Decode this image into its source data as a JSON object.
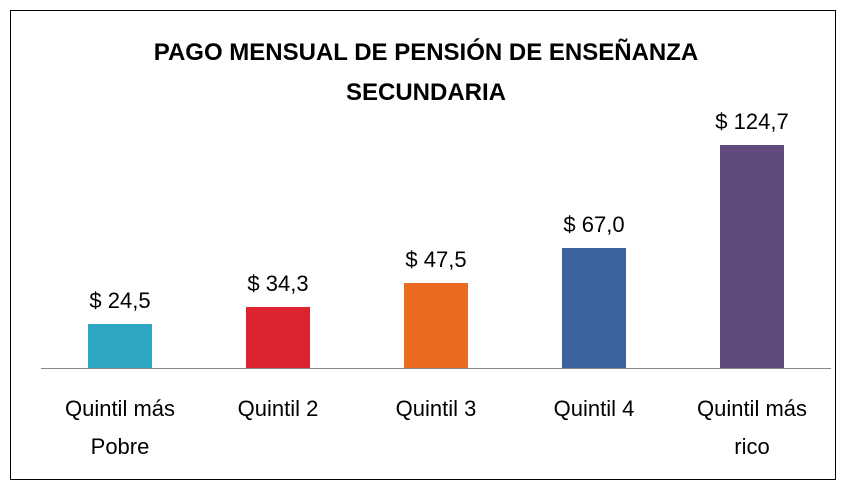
{
  "chart_data": {
    "type": "bar",
    "title": "PAGO MENSUAL DE PENSIÓN DE ENSEÑANZA SECUNDARIA",
    "categories": [
      "Quintil más Pobre",
      "Quintil 2",
      "Quintil 3",
      "Quintil 4",
      "Quintil más rico"
    ],
    "values": [
      24.5,
      34.3,
      47.5,
      67.0,
      124.7
    ],
    "value_labels": [
      "$ 24,5",
      "$ 34,3",
      "$ 47,5",
      "$ 67,0",
      "$ 124,7"
    ],
    "colors": [
      "#2ea6c4",
      "#dc2430",
      "#ea6a1f",
      "#3a63a0",
      "#614a7c"
    ]
  }
}
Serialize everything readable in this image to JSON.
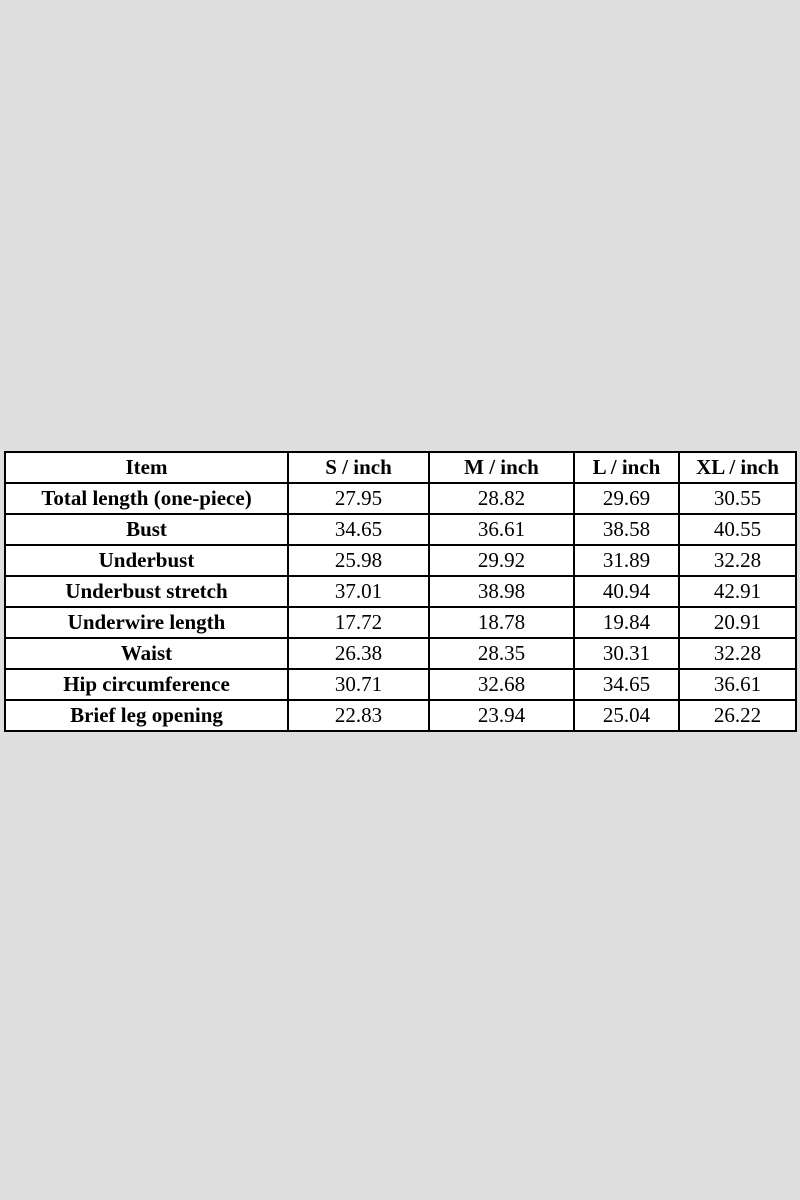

Your objective:
Each record above should be copied character for character, with pictures dropped.

Written solution:
Decode this image into its source data as a JSON object.
{
  "chart_data": {
    "type": "bar",
    "title": "PAGO MENSUAL DE PENSIÓN DE ENSEÑANZA SECUNDARIA",
    "categories": [
      "Quintil más Pobre",
      "Quintil 2",
      "Quintil 3",
      "Quintil 4",
      "Quintil más rico"
    ],
    "values": [
      24.5,
      34.3,
      47.5,
      67.0,
      124.7
    ],
    "value_labels": [
      "$ 24,5",
      "$ 34,3",
      "$ 47,5",
      "$ 67,0",
      "$ 124,7"
    ],
    "colors": [
      "#2ea6c4",
      "#dc2430",
      "#ea6a1f",
      "#3a63a0",
      "#614a7c"
    ]
  }
}
Serialize everything readable in this image to JSON.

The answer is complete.